RECORDS SHOWN –
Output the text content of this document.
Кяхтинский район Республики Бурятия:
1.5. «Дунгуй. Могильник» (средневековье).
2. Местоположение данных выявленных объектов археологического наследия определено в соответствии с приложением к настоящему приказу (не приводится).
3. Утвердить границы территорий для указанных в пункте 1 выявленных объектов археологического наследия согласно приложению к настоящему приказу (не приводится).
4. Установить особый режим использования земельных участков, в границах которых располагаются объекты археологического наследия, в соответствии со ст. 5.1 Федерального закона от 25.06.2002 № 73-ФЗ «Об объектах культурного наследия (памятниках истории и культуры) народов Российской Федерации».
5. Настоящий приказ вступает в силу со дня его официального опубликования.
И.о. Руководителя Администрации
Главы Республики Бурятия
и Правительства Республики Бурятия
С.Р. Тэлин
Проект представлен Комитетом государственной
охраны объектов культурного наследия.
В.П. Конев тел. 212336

GIVEN INSTRUCTION – Write out all records exactly, keeping every detail.

RESULT OF THE TASK –
Output the text content of this document.
Кяхтинский район Республики Бурятия:
1.5. «Дунгуй. Могильник» (средневековье).
2. Местоположение данных выявленных объектов археологического наследия определено в соответствии с приложением к настоящему приказу (не приводится).
3. Утвердить границы территорий для указанных в пункте 1 выявленных объектов археологического наследия согласно приложению к настоящему приказу (не приводится).
4. Установить особый режим использования земельных участков, в границах которых располагаются объекты археологического наследия, в соответствии со ст. 5.1 Федерального закона от 25.06.2002 № 73-ФЗ «Об объектах культурного наследия (памятниках истории и культуры) народов Российской Федерации».
5. Настоящий приказ вступает в силу со дня его официального опубликования.
И.о. Руководителя Администрации
Главы Республики Бурятия
и Правительства Республики Бурятия
С.Р. Тэлин
Проект представлен Комитетом государственной
охраны объектов культурного наследия.
В.П. Конев тел. 212336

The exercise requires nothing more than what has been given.